** Given problem **
Exclude the pictures and reproduce the remaining data exactly as written.

**** The input ****

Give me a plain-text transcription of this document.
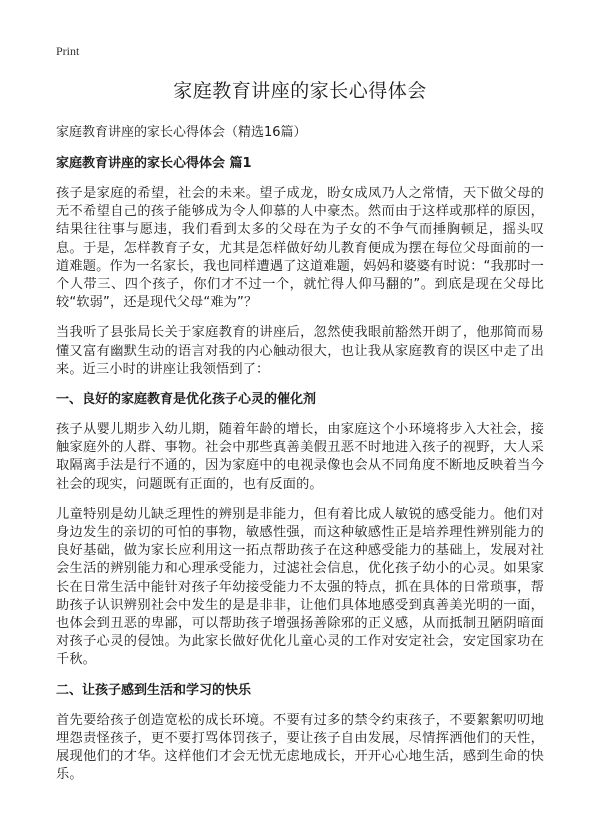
Print
家庭教育讲座的家长心得体会
家庭教育讲座的家长心得体会（精选16篇）
家庭教育讲座的家长心得体会 篇1

孩子是家庭的希望，社会的未来。望子成龙，盼女成凤乃人之常情，天下做父母的无不希望自己的孩子能够成为令人仰慕的人中豪杰。然而由于这样或那样的原因，结果往往事与愿违，我们看到太多的父母在为子女的不争气而捶胸顿足，摇头叹息。于是，怎样教育子女，尤其是怎样做好幼儿教育便成为摆在每位父母面前的一道难题。作为一名家长，我也同样遭遇了这道难题，妈妈和婆婆有时说：“我那时一个人带三、四个孩子，你们才不过一个，就忙得人仰马翻的”。到底是现在父母比较“软弱”，还是现代父母“难为”？

当我听了县张局长关于家庭教育的讲座后，忽然使我眼前豁然开朗了，他那简而易懂又富有幽默生动的语言对我的内心触动很大，也让我从家庭教育的误区中走了出来。近三小时的讲座让我领悟到了：

一、良好的家庭教育是优化孩子心灵的催化剂

孩子从婴儿期步入幼儿期，随着年龄的增长，由家庭这个小环境将步入大社会，接触家庭外的人群、事物。社会中那些真善美假丑恶不时地进入孩子的视野，大人采取隔离手法是行不通的，因为家庭中的电视录像也会从不同角度不断地反映着当今社会的现实，问题既有正面的，也有反面的。

儿童特别是幼儿缺乏理性的辨别是非能力，但有着比成人敏锐的感受能力。他们对身边发生的亲切的可怕的事物，敏感性强，而这种敏感性正是培养理性辨别能力的良好基础，做为家长应利用这一拓点帮助孩子在这种感受能力的基础上，发展对社会生活的辨别能力和心理承受能力，过滤社会信息，优化孩子幼小的心灵。如果家长在日常生活中能针对孩子年幼接受能力不太强的特点，抓在具体的日常琐事，帮助孩子认识辨别社会中发生的是是非非，让他们具体地感受到真善美光明的一面，也体会到丑恶的卑鄙，可以帮助孩子增强扬善除邪的正义感，从而抵制丑陋阴暗面对孩子心灵的侵蚀。为此家长做好优化儿童心灵的工作对安定社会，安定国家功在千秋。

二、让孩子感到生活和学习的快乐

首先要给孩子创造宽松的成长环境。不要有过多的禁令约束孩子，不要絮絮叨叨地埋怨责怪孩子，更不要打骂体罚孩子，要让孩子自由发展，尽情挥洒他们的天性，展现他们的才华。这样他们才会无忧无虑地成长，开开心心地生活，感到生命的快乐。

****

** Solution **
Give me a plain-text transcription of this document.
Print
家庭教育讲座的家长心得体会
家庭教育讲座的家长心得体会（精选16篇）
家庭教育讲座的家长心得体会 篇1

孩子是家庭的希望，社会的未来。望子成龙，盼女成凤乃人之常情，天下做父母的无不希望自己的孩子能够成为令人仰慕的人中豪杰。然而由于这样或那样的原因，结果往往事与愿违，我们看到太多的父母在为子女的不争气而捶胸顿足，摇头叹息。于是，怎样教育子女，尤其是怎样做好幼儿教育便成为摆在每位父母面前的一道难题。作为一名家长，我也同样遭遇了这道难题，妈妈和婆婆有时说：“我那时一个人带三、四个孩子，你们才不过一个，就忙得人仰马翻的”。到底是现在父母比较“软弱”，还是现代父母“难为”？

当我听了县张局长关于家庭教育的讲座后，忽然使我眼前豁然开朗了，他那简而易懂又富有幽默生动的语言对我的内心触动很大，也让我从家庭教育的误区中走了出来。近三小时的讲座让我领悟到了：

一、良好的家庭教育是优化孩子心灵的催化剂

孩子从婴儿期步入幼儿期，随着年龄的增长，由家庭这个小环境将步入大社会，接触家庭外的人群、事物。社会中那些真善美假丑恶不时地进入孩子的视野，大人采取隔离手法是行不通的，因为家庭中的电视录像也会从不同角度不断地反映着当今社会的现实，问题既有正面的，也有反面的。

儿童特别是幼儿缺乏理性的辨别是非能力，但有着比成人敏锐的感受能力。他们对身边发生的亲切的可怕的事物，敏感性强，而这种敏感性正是培养理性辨别能力的良好基础，做为家长应利用这一拓点帮助孩子在这种感受能力的基础上，发展对社会生活的辨别能力和心理承受能力，过滤社会信息，优化孩子幼小的心灵。如果家长在日常生活中能针对孩子年幼接受能力不太强的特点，抓在具体的日常琐事，帮助孩子认识辨别社会中发生的是是非非，让他们具体地感受到真善美光明的一面，也体会到丑恶的卑鄙，可以帮助孩子增强扬善除邪的正义感，从而抵制丑陋阴暗面对孩子心灵的侵蚀。为此家长做好优化儿童心灵的工作对安定社会，安定国家功在千秋。

二、让孩子感到生活和学习的快乐

首先要给孩子创造宽松的成长环境。不要有过多的禁令约束孩子，不要絮絮叨叨地埋怨责怪孩子，更不要打骂体罚孩子，要让孩子自由发展，尽情挥洒他们的天性，展现他们的才华。这样他们才会无忧无虑地成长，开开心心地生活，感到生命的快乐。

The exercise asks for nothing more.